─── Material for this task

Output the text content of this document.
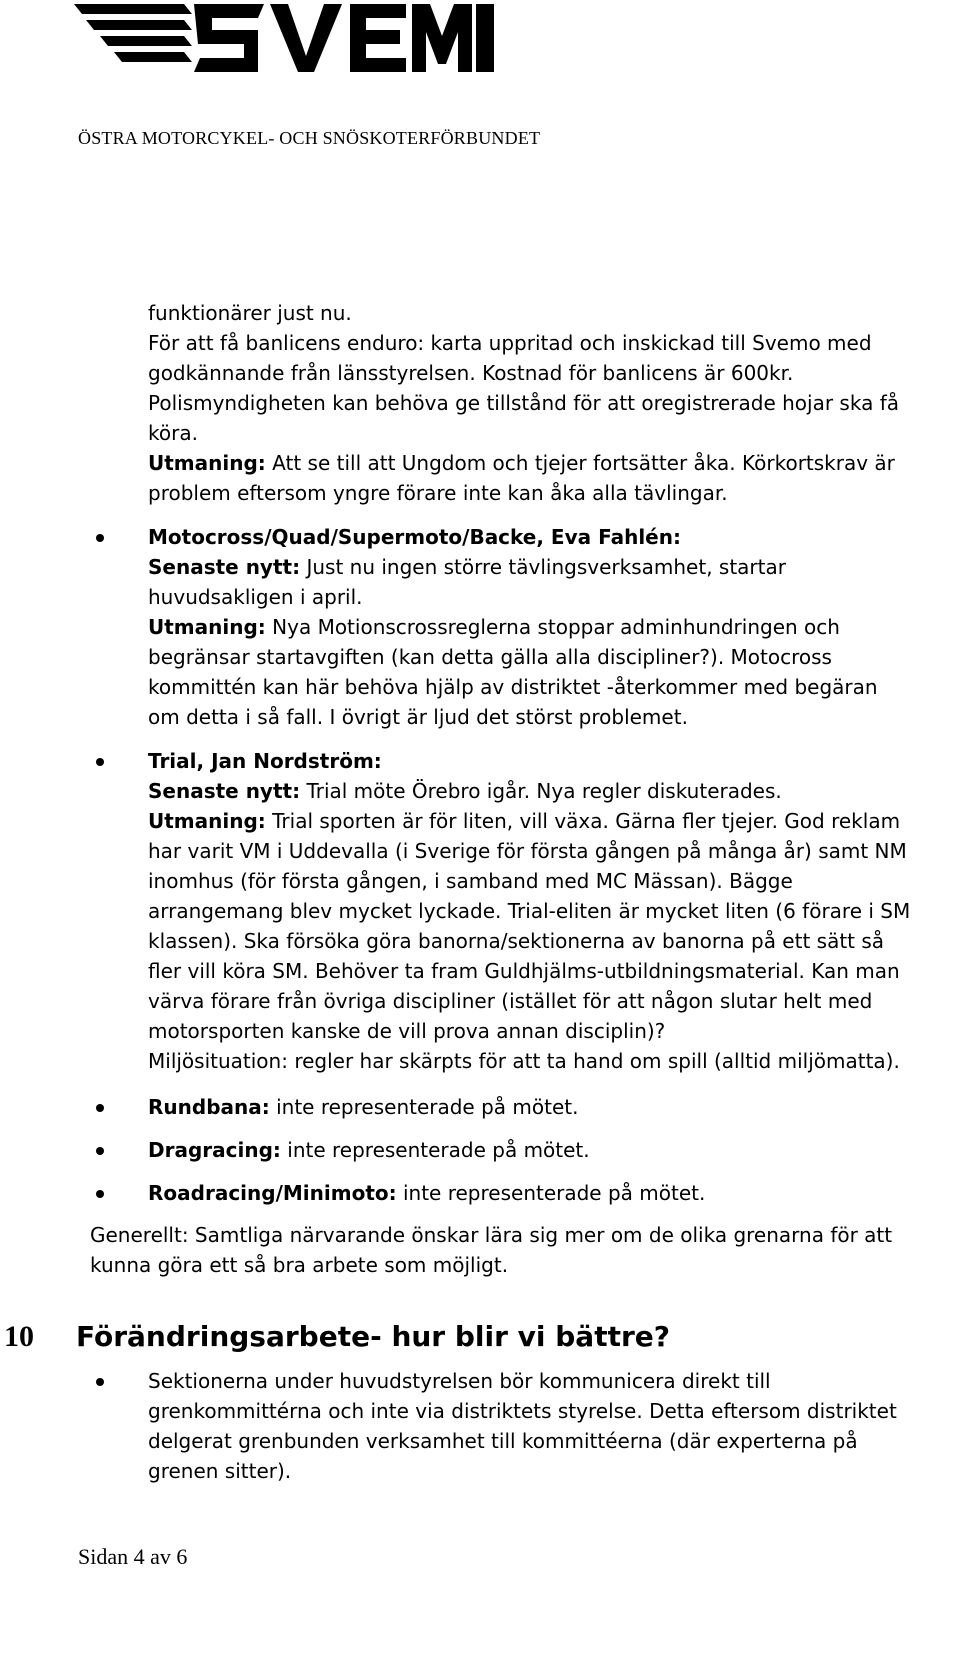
ÖSTRA MOTORCYKEL- OCH SNÖSKOTERFÖRBUNDET

funktionärer just nu.

För att få banlicens enduro: karta uppritad och inskickad till Svemo med

godkännande från länsstyrelsen. Kostnad för banlicens är 600kr.

Polismyndigheten kan behöva ge tillstånd för att oregistrerade hojar ska få

köra.

Utmaning: Att se till att Ungdom och tjejer fortsätter åka. Körkortskrav är

problem eftersom yngre förare inte kan åka alla tävlingar.

Motocross/Quad/Supermoto/Backe, Eva Fahlén:

Senaste nytt: Just nu ingen större tävlingsverksamhet, startar

huvudsakligen i april.

Utmaning: Nya Motionscrossreglerna stoppar adminhundringen och

begränsar startavgiften (kan detta gälla alla discipliner?). Motocross

kommittén kan här behöva hjälp av distriktet -återkommer med begäran

om detta i så fall. I övrigt är ljud det störst problemet.

Trial, Jan Nordström:

Senaste nytt: Trial möte Örebro igår. Nya regler diskuterades.

Utmaning: Trial sporten är för liten, vill växa. Gärna fler tjejer. God reklam

har varit VM i Uddevalla (i Sverige för första gången på många år) samt NM

inomhus (för första gången, i samband med MC Mässan). Bägge

arrangemang blev mycket lyckade. Trial-eliten är mycket liten (6 förare i SM

klassen). Ska försöka göra banorna/sektionerna av banorna på ett sätt så

fler vill köra SM. Behöver ta fram Guldhjälms-utbildningsmaterial. Kan man

värva förare från övriga discipliner (istället för att någon slutar helt med

motorsporten kanske de vill prova annan disciplin)?

Miljösituation: regler har skärpts för att ta hand om spill (alltid miljömatta).

Rundbana: inte representerade på mötet.

Dragracing: inte representerade på mötet.

Roadracing/Minimoto: inte representerade på mötet.

Generellt: Samtliga närvarande önskar lära sig mer om de olika grenarna för att

kunna göra ett så bra arbete som möjligt.

10 Förändringsarbete- hur blir vi bättre?

Sektionerna under huvudstyrelsen bör kommunicera direkt till

grenkommittérna och inte via distriktets styrelse. Detta eftersom distriktet

delgerat grenbunden verksamhet till kommittéerna (där experterna på

grenen sitter).

Sidan 4 av 6
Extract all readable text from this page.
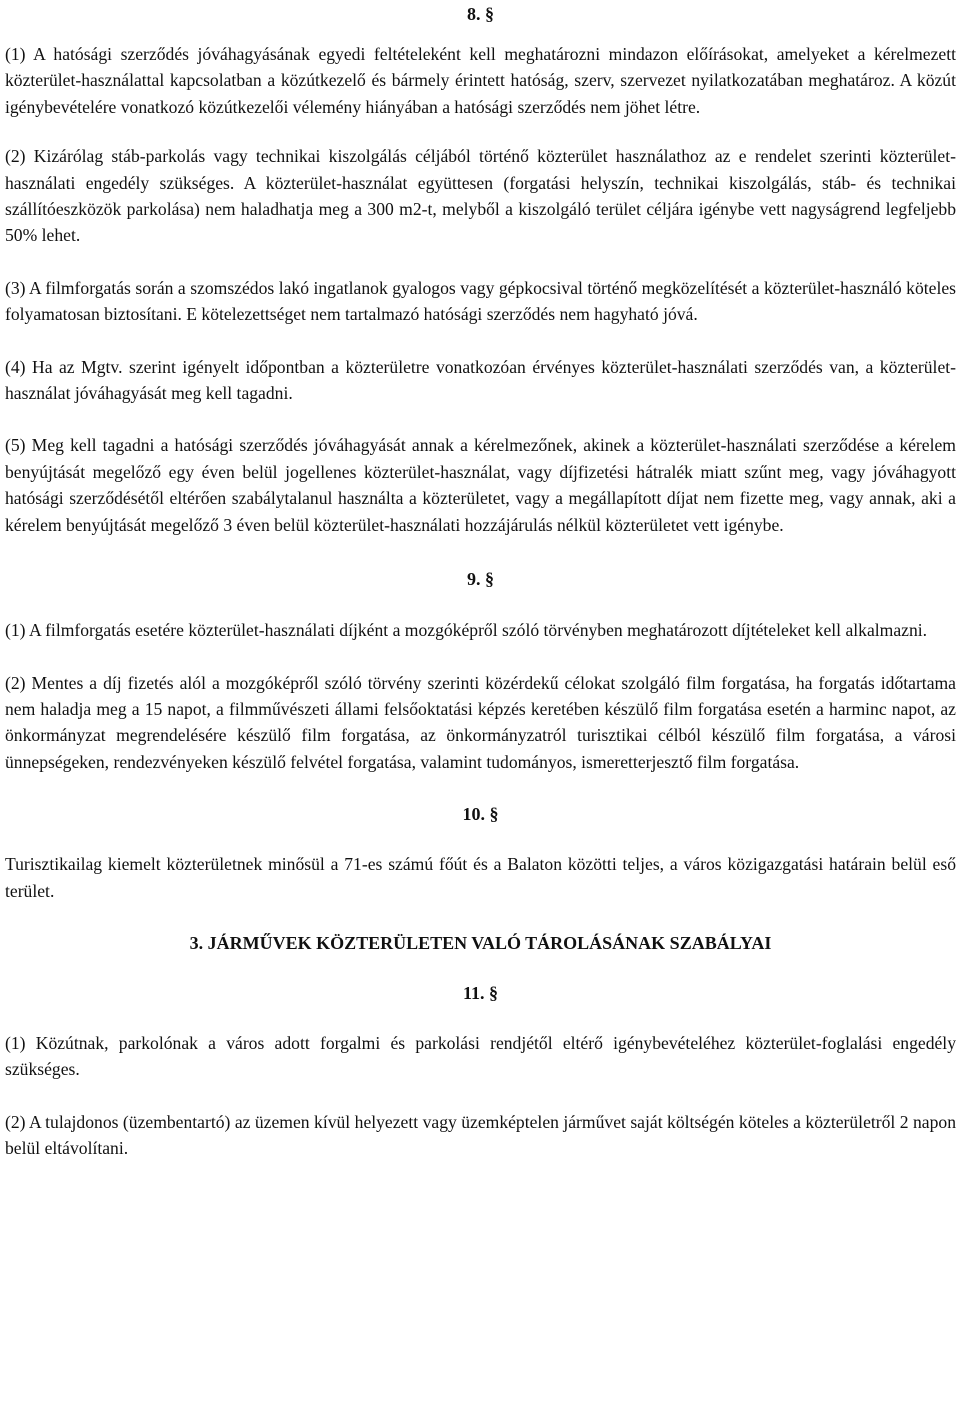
8. §

(1) A hatósági szerződés jóváhagyásának egyedi feltételeként kell meghatározni mindazon előírásokat, amelyeket a kérelmezett közterület-használattal kapcsolatban a közútkezelő és bármely érintett hatóság, szerv, szervezet nyilatkozatában meghatároz. A közút igénybevételére vonatkozó közútkezelői vélemény hiányában a hatósági szerződés nem jöhet létre.

(2) Kizárólag stáb-parkolás vagy technikai kiszolgálás céljából történő közterület használathoz az e rendelet szerinti közterület-használati engedély szükséges. A közterület-használat együttesen (forgatási helyszín, technikai kiszolgálás, stáb- és technikai szállítóeszközök parkolása) nem haladhatja meg a 300 m2-t, melyből a kiszolgáló terület céljára igénybe vett nagyságrend legfeljebb 50% lehet.

(3) A filmforgatás során a szomszédos lakó ingatlanok gyalogos vagy gépkocsival történő megközelítését a közterület-használó köteles folyamatosan biztosítani. E kötelezettséget nem tartalmazó hatósági szerződés nem hagyható jóvá.

(4) Ha az Mgtv. szerint igényelt időpontban a közterületre vonatkozóan érvényes közterület-használati szerződés van, a közterület-használat jóváhagyását meg kell tagadni.

(5) Meg kell tagadni a hatósági szerződés jóváhagyását annak a kérelmezőnek, akinek a közterület-használati szerződése a kérelem benyújtását megelőző egy éven belül jogellenes közterület-használat, vagy díjfizetési hátralék miatt szűnt meg, vagy jóváhagyott hatósági szerződésétől eltérően szabálytalanul használta a közterületet, vagy a megállapított díjat nem fizette meg, vagy annak, aki a kérelem benyújtását megelőző 3 éven belül közterület-használati hozzájárulás nélkül közterületet vett igénybe.

9. §

(1) A filmforgatás esetére közterület-használati díjként a mozgóképről szóló törvényben meghatározott díjtételeket kell alkalmazni.

(2) Mentes a díj fizetés alól a mozgóképről szóló törvény szerinti közérdekű célokat szolgáló film forgatása, ha forgatás időtartama nem haladja meg a 15 napot, a filmművészeti állami felsőoktatási képzés keretében készülő film forgatása esetén a harminc napot, az önkormányzat megrendelésére készülő film forgatása, az önkormányzatról turisztikai célból készülő film forgatása, a városi ünnepségeken, rendezvényeken készülő felvétel forgatása, valamint tudományos, ismeretterjesztő film forgatása.

10. §

Turisztikailag kiemelt közterületnek minősül a 71-es számú főút és a Balaton közötti teljes, a város közigazgatási határain belül eső terület.

3. JÁRMŰVEK KÖZTERÜLETEN VALÓ TÁROLÁSÁNAK SZABÁLYAI

11. §

(1) Közútnak, parkolónak a város adott forgalmi és parkolási rendjétől eltérő igénybevételéhez közterület-foglalási engedély szükséges.

(2) A tulajdonos (üzembentartó) az üzemen kívül helyezett vagy üzemképtelen járművet saját költségén köteles a közterületről 2 napon belül eltávolítani.
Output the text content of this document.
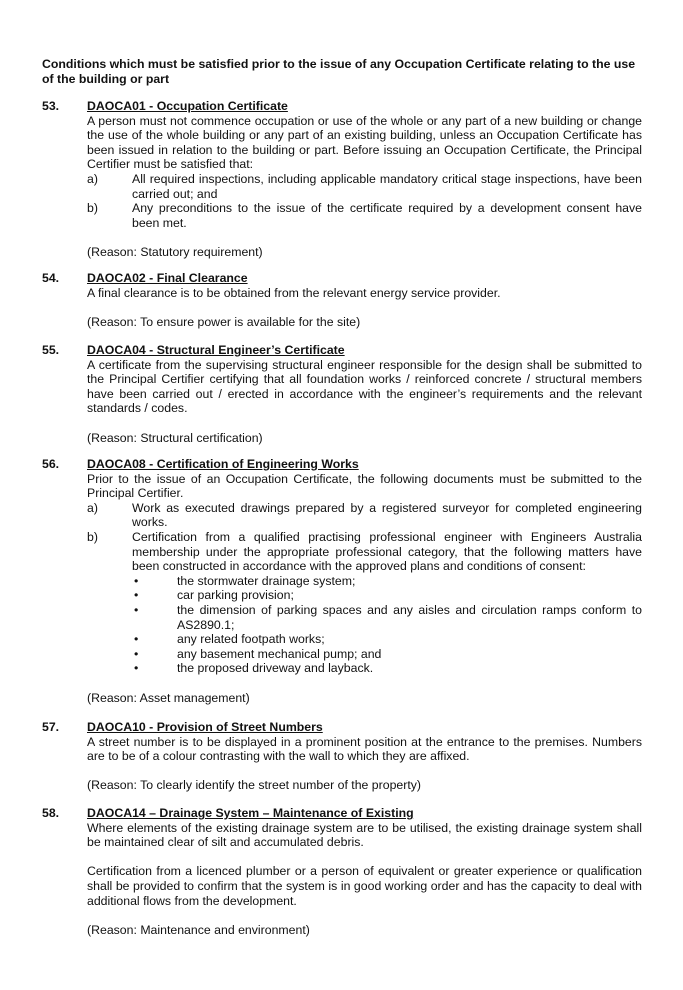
Conditions which must be satisfied prior to the issue of any Occupation Certificate relating to the use of the building or part
53. DAOCA01 - Occupation Certificate
A person must not commence occupation or use of the whole or any part of a new building or change the use of the whole building or any part of an existing building, unless an Occupation Certificate has been issued in relation to the building or part. Before issuing an Occupation Certificate, the Principal Certifier must be satisfied that:
a)	All required inspections, including applicable mandatory critical stage inspections, have been carried out; and
b)	Any preconditions to the issue of the certificate required by a development consent have been met.
(Reason: Statutory requirement)
54. DAOCA02 - Final Clearance
A final clearance is to be obtained from the relevant energy service provider.
(Reason: To ensure power is available for the site)
55. DAOCA04 - Structural Engineer’s Certificate
A certificate from the supervising structural engineer responsible for the design shall be submitted to the Principal Certifier certifying that all foundation works / reinforced concrete / structural members have been carried out / erected in accordance with the engineer’s requirements and the relevant standards / codes.
(Reason: Structural certification)
56. DAOCA08 - Certification of Engineering Works
Prior to the issue of an Occupation Certificate, the following documents must be submitted to the Principal Certifier.
a)	Work as executed drawings prepared by a registered surveyor for completed engineering works.
b)	Certification from a qualified practising professional engineer with Engineers Australia membership under the appropriate professional category, that the following matters have been constructed in accordance with the approved plans and conditions of consent:
•	the stormwater drainage system;
•	car parking provision;
•	the dimension of parking spaces and any aisles and circulation ramps conform to AS2890.1;
•	any related footpath works;
•	any basement mechanical pump; and
•	the proposed driveway and layback.
(Reason: Asset management)
57. DAOCA10 - Provision of Street Numbers
A street number is to be displayed in a prominent position at the entrance to the premises. Numbers are to be of a colour contrasting with the wall to which they are affixed.
(Reason: To clearly identify the street number of the property)
58. DAOCA14 – Drainage System – Maintenance of Existing
Where elements of the existing drainage system are to be utilised, the existing drainage system shall be maintained clear of silt and accumulated debris.
Certification from a licenced plumber or a person of equivalent or greater experience or qualification shall be provided to confirm that the system is in good working order and has the capacity to deal with additional flows from the development.
(Reason: Maintenance and environment)
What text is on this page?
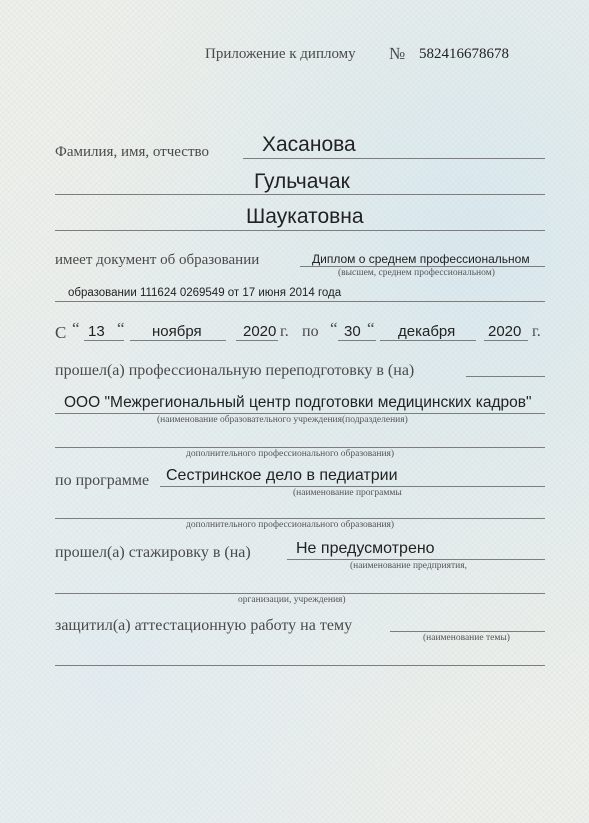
Приложение к диплому № 582416678678
Фамилия, имя, отчество	Хасанова
Гульчачак
Шаукатовна
имеет документ об образовании	Диплом о среднем профессиональном
(высшем, среднем профессиональном)
образовании 111624 0269549 от 17 июня 2014 года
С “ 13 “ ноября	2020 г. по “ 30 “ декабря 2020 г.
прошел(а) профессиональную переподготовку в (на)
ООО "Межрегиональный центр подготовки медицинских кадров"
(наименование образовательного учреждения(подразделения)
дополнительного профессионального образования)
по программе Сестринское дело в педиатрии
(наименование программы
дополнительного профессионального образования)
прошел(а) стажировку в (на)	Не предусмотрено
(наименование предприятия,
организации, учреждения)
защитил(а) аттестационную работу на тему
(наименование темы)
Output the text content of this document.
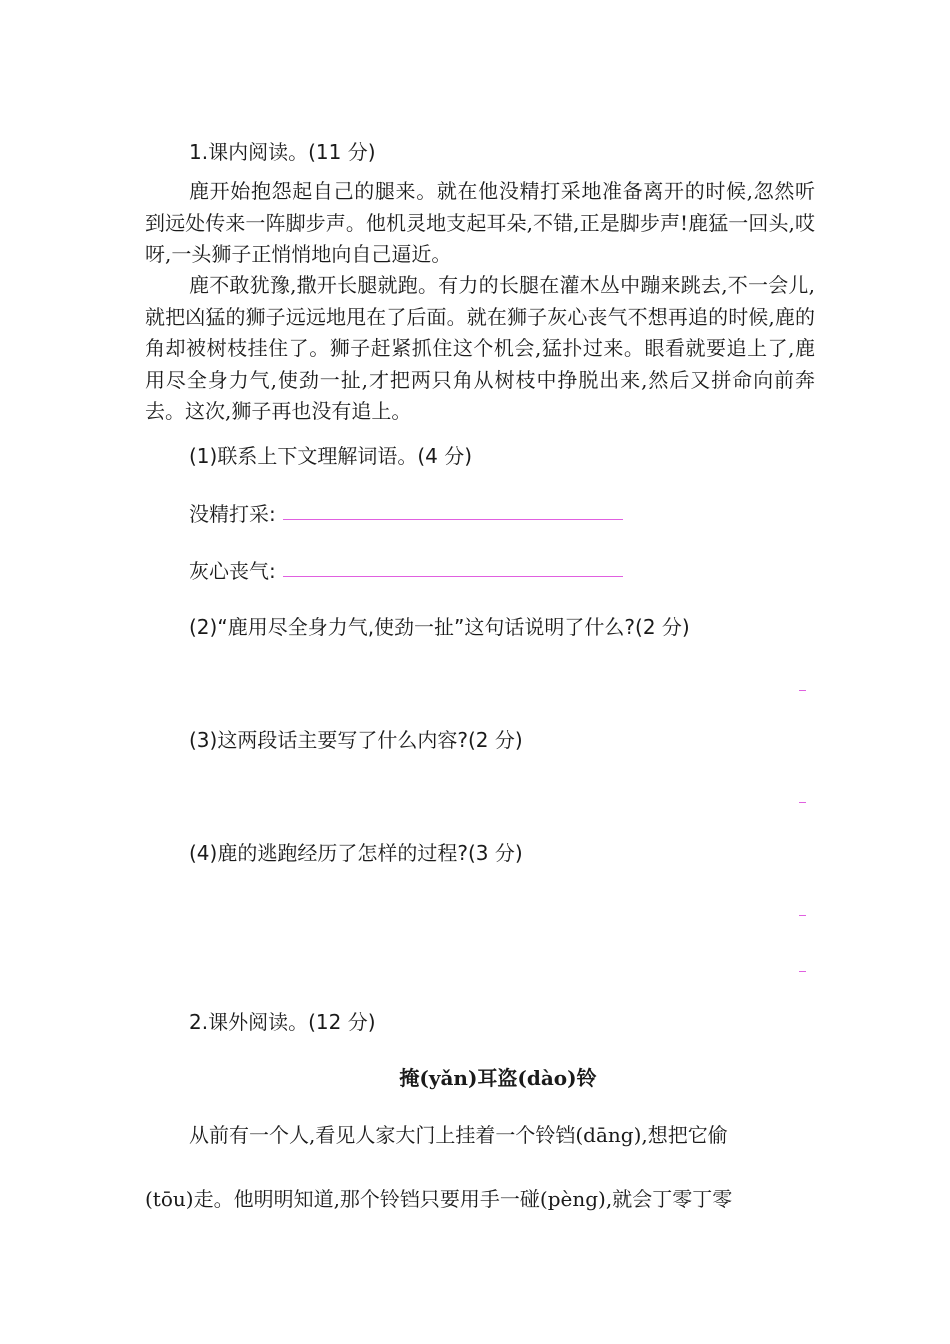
1.课内阅读。(11 分)

鹿开始抱怨起自己的腿来。就在他没精打采地准备离开的时候,忽然听到远处传来一阵脚步声。他机灵地支起耳朵,不错,正是脚步声!鹿猛一回头,哎呀,一头狮子正悄悄地向自己逼近。

鹿不敢犹豫,撒开长腿就跑。有力的长腿在灌木丛中蹦来跳去,不一会儿,就把凶猛的狮子远远地甩在了后面。就在狮子灰心丧气不想再追的时候,鹿的角却被树枝挂住了。狮子赶紧抓住这个机会,猛扑过来。眼看就要追上了,鹿用尽全身力气,使劲一扯,才把两只角从树枝中挣脱出来,然后又拼命向前奔去。这次,狮子再也没有追上。

(1)联系上下文理解词语。(4 分)
没精打采:
灰心丧气:
(2)“鹿用尽全身力气,使劲一扯”这句话说明了什么?(2 分)
(3)这两段话主要写了什么内容?(2 分)
(4)鹿的逃跑经历了怎样的过程?(3 分)
2.课外阅读。(12 分)
掩(yǎn)耳盗(dào)铃
从前有一个人,看见人家大门上挂着一个铃铛(dāng),想把它偷
(tōu)走。他明明知道,那个铃铛只要用手一碰(pèng),就会丁零丁零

──────

Report the number of lines that contain "have", with no other words.

4